Collected data entries:
--*--

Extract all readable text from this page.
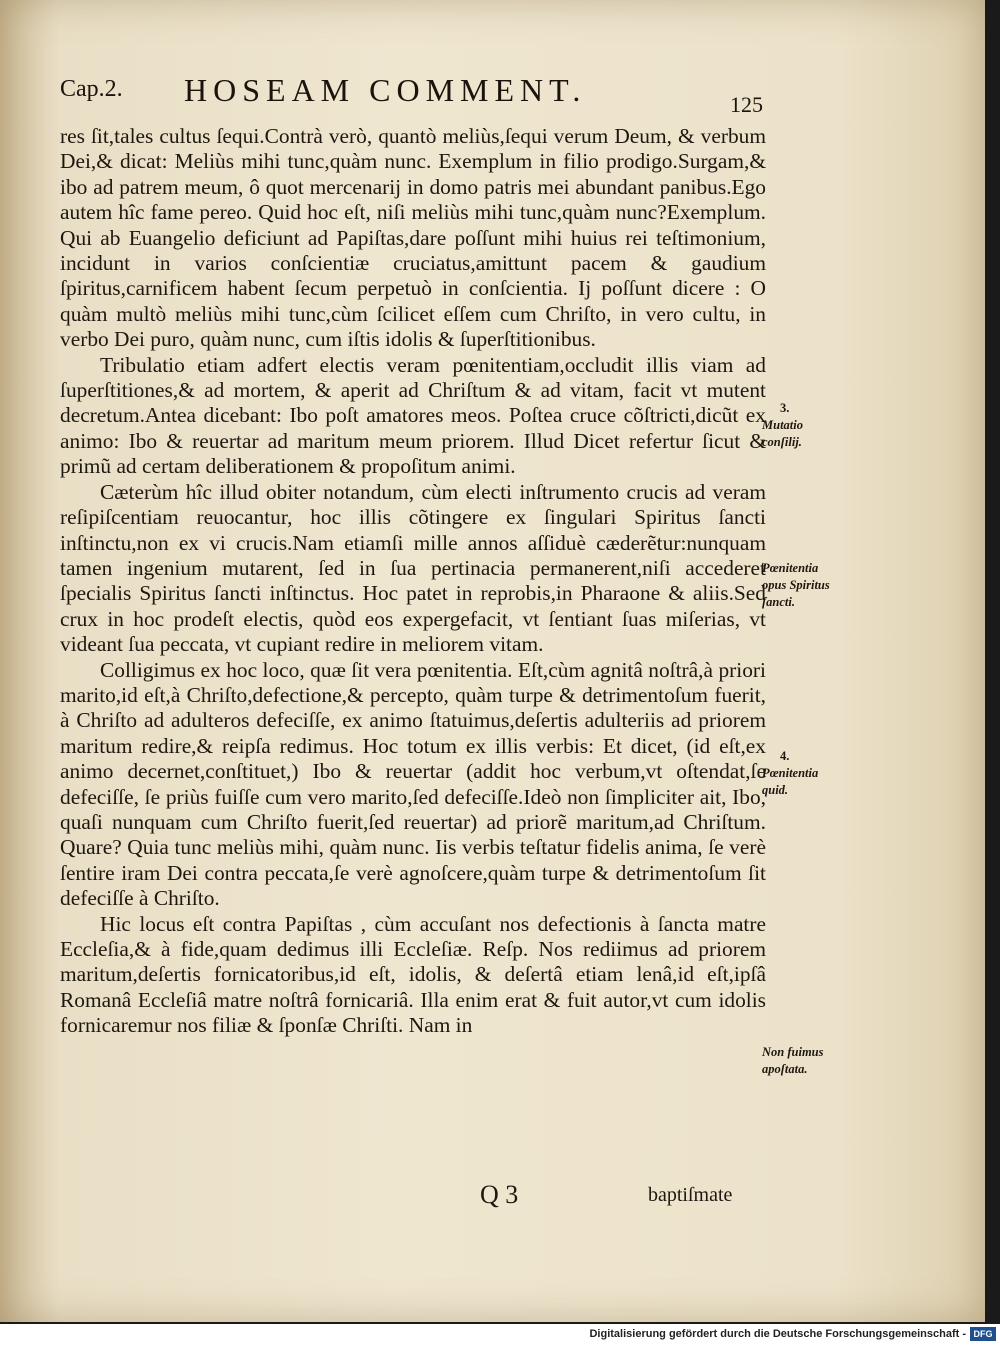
Cap.2. HOSEAM COMMENT.	125

res ſit,tales cultus ſequi.Contrà verò, quantò meliùs,ſequi verum Deum, & verbum Dei,& dicat: Meliùs mihi tunc,quàm nunc. Exemplum in filio prodigo.Surgam,& ibo ad patrem meum, ô quot mercenarij in domo patris mei abundant panibus.Ego autem hîc fame pereo. Quid hoc eſt, niſi meliùs mihi tunc,quàm nunc?Exemplum. Qui ab Euangelio deficiunt ad Papiſtas,dare poſſunt mihi huius rei teſtimonium, incidunt in varios conſcientiæ cruciatus,amittunt pacem & gaudium ſpiritus,carnificem habent ſecum perpetuò in conſcientia. Ij poſſunt dicere : O quàm multò meliùs mihi tunc,cùm ſcilicet eſſem cum Chriſto, in vero cultu, in verbo Dei puro, quàm nunc, cum iſtis idolis & ſuperſtitionibus.

Tribulatio etiam adfert electis veram pœnitentiam,occludit illis viam ad ſuperſtitiones,& ad mortem, & aperit ad Chriſtum & ad vitam, facit vt mutent decretum.Antea dicebant: Ibo poſt amatores meos. Poſtea cruce cõſtricti,dicũt ex animo: Ibo & reuertar ad maritum meum priorem. Illud Dicet refertur ſicut & primũ ad certam deliberationem & propoſitum animi.

Cæterùm hîc illud obiter notandum, cùm electi inſtrumento crucis ad veram reſipiſcentiam reuocantur, hoc illis cõtingere ex ſingulari Spiritus ſancti inſtinctu,non ex vi crucis.Nam etiamſi mille annos aſſiduè cæderẽtur:nunquam tamen ingenium mutarent, ſed in ſua pertinacia permanerent,niſi accederet ſpecialis Spiritus ſancti inſtinctus. Hoc patet in reprobis,in Pharaone & aliis.Sed crux in hoc prodeſt electis, quòd eos expergefacit, vt ſentiant ſuas miſerias, vt videant ſua peccata, vt cupiant redire in meliorem vitam.

Colligimus ex hoc loco, quæ ſit vera pœnitentia. Eſt,cùm agnitâ noſtrâ,à priori marito,id eſt,à Chriſto,defectione,& percepto, quàm turpe & detrimentoſum fuerit, à Chriſto ad adulteros defeciſſe, ex animo ſtatuimus,deſertis adulteriis ad priorem maritum redire,& reipſa redimus. Hoc totum ex illis verbis: Et dicet, (id eſt,ex animo decernet,conſtituet,) Ibo & reuertar (addit hoc verbum,vt oſtendat,ſe defeciſſe, ſe priùs fuiſſe cum vero marito,ſed defeciſſe.Ideò non ſimpliciter ait, Ibo, quaſi nunquam cum Chriſto fuerit,ſed reuertar) ad priorẽ maritum,ad Chriſtum. Quare? Quia tunc meliùs mihi, quàm nunc. Iis verbis teſtatur fidelis anima, ſe verè ſentire iram Dei contra peccata,ſe verè agnoſcere,quàm turpe & detrimentoſum ſit defeciſſe à Chriſto.

Hic locus eſt contra Papiſtas , cùm accuſant nos defectionis à ſancta matre Eccleſia,& à fide,quam dedimus illi Eccleſiæ. Reſp. Nos rediimus ad priorem maritum,deſertis fornicatoribus,id eſt, idolis, & deſertâ etiam lenâ,id eſt,ipſâ Romanâ Eccleſiâ matre noſtrâ fornicariâ. Illa enim erat & fuit autor,vt cum idolis fornicaremur nos filiæ & ſponſæ Chriſti. Nam in

3.
Mutatio conſilij.
Pœnitentia opus Spiritus ſancti.
4.
Pœnitentia quid.
Non fuimus apoſtata.
Q 3	baptiſmate
Digitalisierung gefördert durch die Deutsche Forschungsgemeinschaft - DFG
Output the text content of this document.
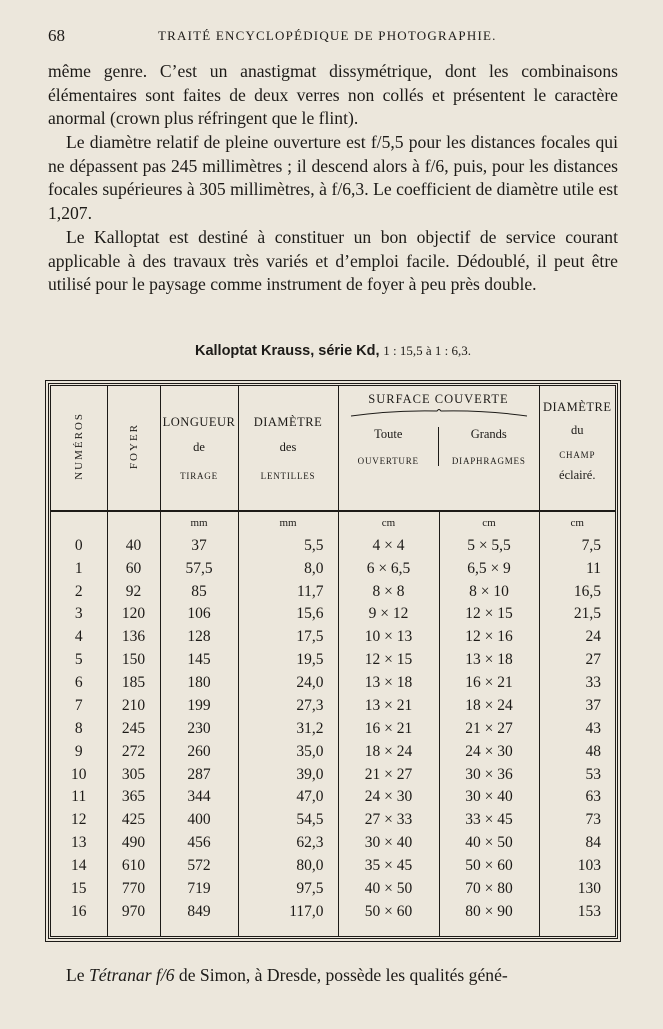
68	TRAITÉ ENCYCLOPÉDIQUE DE PHOTOGRAPHIE.

même genre. C’est un anastigmat dissymétrique, dont les combinaisons élémentaires sont faites de deux verres non collés et présentent le caractère anormal (crown plus réfringent que le flint).

Le diamètre relatif de pleine ouverture est f/5,5 pour les distances focales qui ne dépassent pas 245 millimètres ; il descend alors à f/6, puis, pour les distances focales supérieures à 305 millimètres, à f/6,3. Le coefficient de diamètre utile est 1,207.

Le Kalloptat est destiné à constituer un bon objectif de service courant applicable à des travaux très variés et d’emploi facile. Dédoublé, il peut être utilisé pour le paysage comme instrument de foyer à peu près double.

Kalloptat Krauss, série Kd, 1 : 15,5 à 1 : 6,3.
NUMÉROS	FOYER	
LONGUEUR
de
TIRAGE

DIAMÈTRE
des
LENTILLES

SURFACE COUVERTE
Toute
OUVERTURE

Grands
DIAPHRAGMES

DIAMÈTRE
du
CHAMP
éclairé.

		mm	mm	cm	cm	cm
0	40	37	5,5	4 × 4	5 × 5,5	7,5
1	60	57,5	8,0	6 × 6,5	6,5 × 9	11
2	92	85	11,7	8 × 8	8 × 10	16,5
3	120	106	15,6	9 × 12	12 × 15	21,5
4	136	128	17,5	10 × 13	12 × 16	24
5	150	145	19,5	12 × 15	13 × 18	27
6	185	180	24,0	13 × 18	16 × 21	33
7	210	199	27,3	13 × 21	18 × 24	37
8	245	230	31,2	16 × 21	21 × 27	43
9	272	260	35,0	18 × 24	24 × 30	48
10	305	287	39,0	21 × 27	30 × 36	53
11	365	344	47,0	24 × 30	30 × 40	63
12	425	400	54,5	27 × 33	33 × 45	73
13	490	456	62,3	30 × 40	40 × 50	84
14	610	572	80,0	35 × 45	50 × 60	103
15	770	719	97,5	40 × 50	70 × 80	130
16	970	849	117,0	50 × 60	80 × 90	153

Le Tétranar f/6 de Simon, à Dresde, possède les qualités géné-
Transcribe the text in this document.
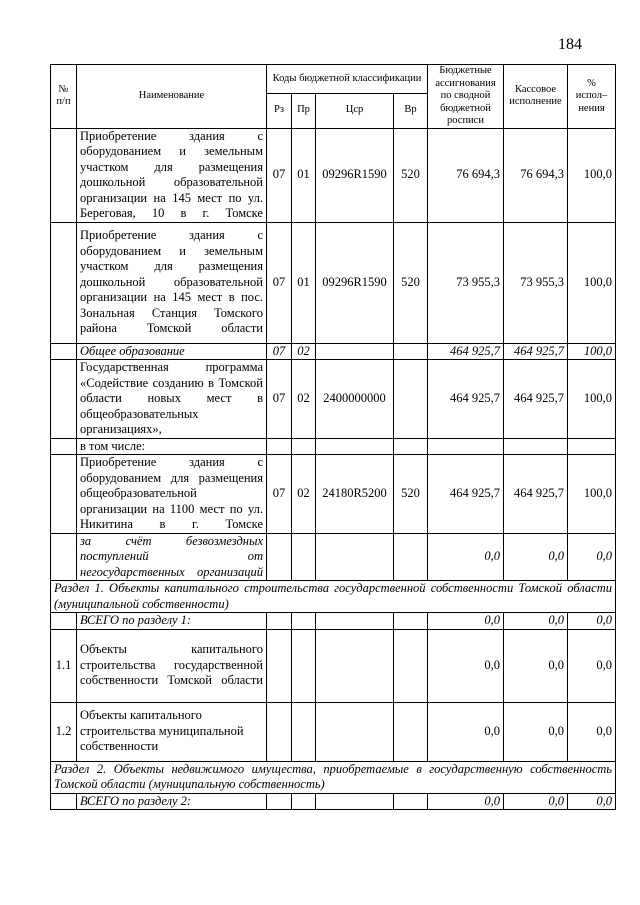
184
№
п/п	Наименование	Коды бюджетной классификации				Бюджетные ассигнования по сводной бюджетной росписи	Кассовое исполнение	% испол– нения
		Рз	Пр	Цср	Вр			
	Приобретение здания с оборудованием и земельным участком для размещения дошкольной образовательной организации на 145 мест по ул. Береговая, 10 в г. Томске	07	01	09296R1590	520	76 694,3	76 694,3	100,0
	Приобретение здания с оборудованием и земельным участком для размещения дошкольной образовательной организации на 145 мест в пос. Зональная Станция Томского района Томской области	07	01	09296R1590	520	73 955,3	73 955,3	100,0
	Общее образование	07	02			464 925,7	464 925,7	100,0
	Государственная программа «Содействие созданию в Томской области новых мест в общеобразовательных организациях»,	07	02	2400000000		464 925,7	464 925,7	100,0
	в том числе:							
	Приобретение здания с оборудованием для размещения общеобразовательной организации на 1100 мест по ул. Никитина в г. Томске	07	02	24180R5200	520	464 925,7	464 925,7	100,0
	за счёт безвозмездных поступлений от негосударственных организаций					0,0	0,0	0,0
Раздел 1. Объекты капитального строительства государственной собственности Томской области (муниципальной собственности)								
	ВСЕГО по разделу 1:					0,0	0,0	0,0
1.1	Объекты капитального строительства государственной собственности Томской области					0,0	0,0	0,0
1.2	Объекты капитального строительства муниципальной собственности					0,0	0,0	0,0
Раздел 2. Объекты недвижимого имущества, приобретаемые в государственную собственность Томской области (муниципальную собственность)								
	ВСЕГО по разделу 2:					0,0	0,0	0,0
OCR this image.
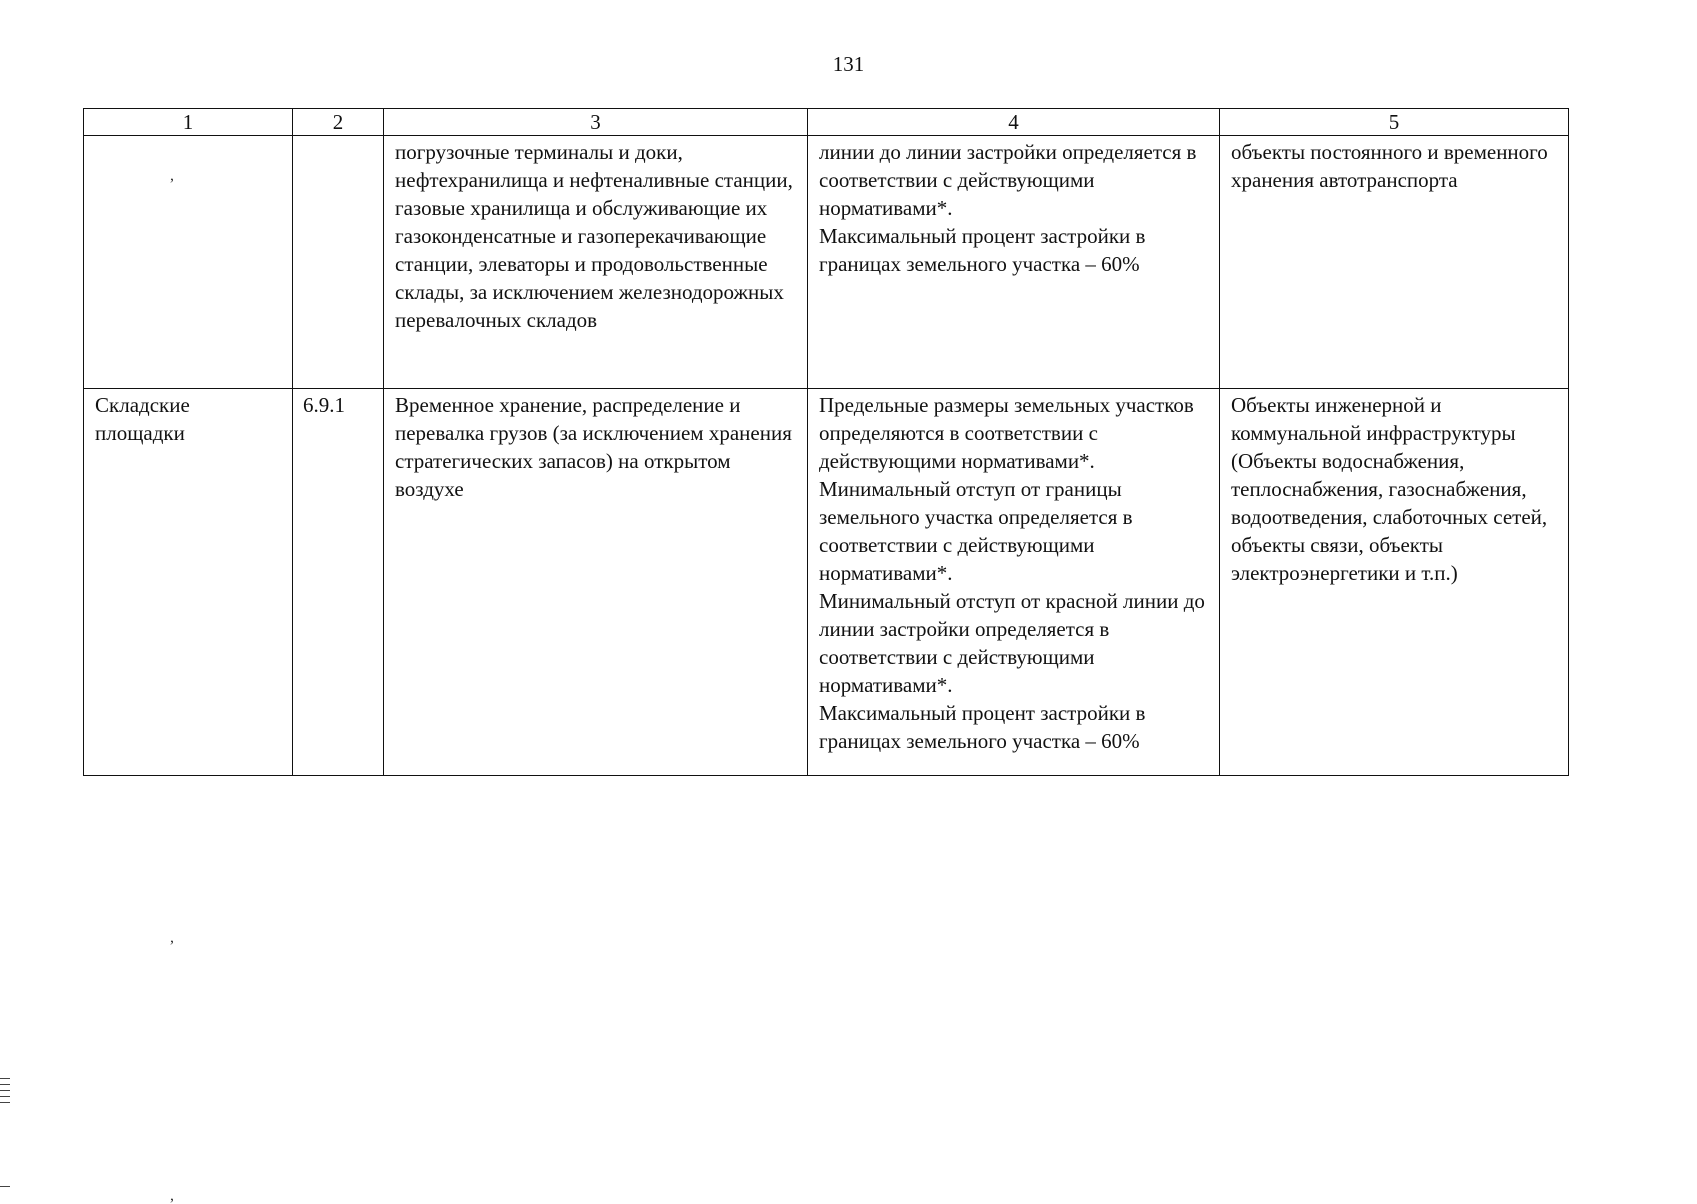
131
1	2	3	4	5
		погрузочные терминалы и доки, нефтехранилища и нефтеналивные станции, газовые хранилища и обслуживающие их газоконденсатные и газоперекачивающие станции, элеваторы и продовольственные склады, за исключением железнодорожных перевалочных складов	линии до линии застройки определяется в соответствии с действующими нормативами*.
Максимальный процент застройки в границах земельного участка – 60%	объекты постоянного и временного хранения автотранспорта
Складские площадки	6.9.1	Временное хранение, распределение и перевалка грузов (за исключением хранения стратегических запасов) на открытом воздухе	Предельные размеры земельных участков определяются в соответствии с действующими нормативами*.
Минимальный отступ от границы земельного участка определяется в соответствии с действующими нормативами*.
Минимальный отступ от красной линии до линии застройки определяется в соответствии с действующими нормативами*.
Максимальный процент застройки в границах земельного участка – 60%	Объекты инженерной и коммунальной инфраструктуры (Объекты водоснабжения, теплоснабжения, газоснабжения, водоотведения, слаботочных сетей, объекты связи, объекты электроэнергетики и т.п.)
,
,
,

--*--

From the line with "OCR this image." down to the end of the entries, retype each line exactly as written, but drop the pictures.

• Response to the exercise:
OCR this image.
131
1	2	3	4	5
		погрузочные терминалы и доки, нефтехранилища и нефтеналивные станции, газовые хранилища и обслуживающие их газоконденсатные и газоперекачивающие станции, элеваторы и продовольственные склады, за исключением железнодорожных перевалочных складов	линии до линии застройки определяется в соответствии с действующими нормативами*.
Максимальный процент застройки в границах земельного участка – 60%	объекты постоянного и временного хранения автотранспорта
Складские площадки	6.9.1	Временное хранение, распределение и перевалка грузов (за исключением хранения стратегических запасов) на открытом воздухе	Предельные размеры земельных участков определяются в соответствии с действующими нормативами*.
Минимальный отступ от границы земельного участка определяется в соответствии с действующими нормативами*.
Минимальный отступ от красной линии до линии застройки определяется в соответствии с действующими нормативами*.
Максимальный процент застройки в границах земельного участка – 60%	Объекты инженерной и коммунальной инфраструктуры (Объекты водоснабжения, теплоснабжения, газоснабжения, водоотведения, слаботочных сетей, объекты связи, объекты электроэнергетики и т.п.)
,
,
,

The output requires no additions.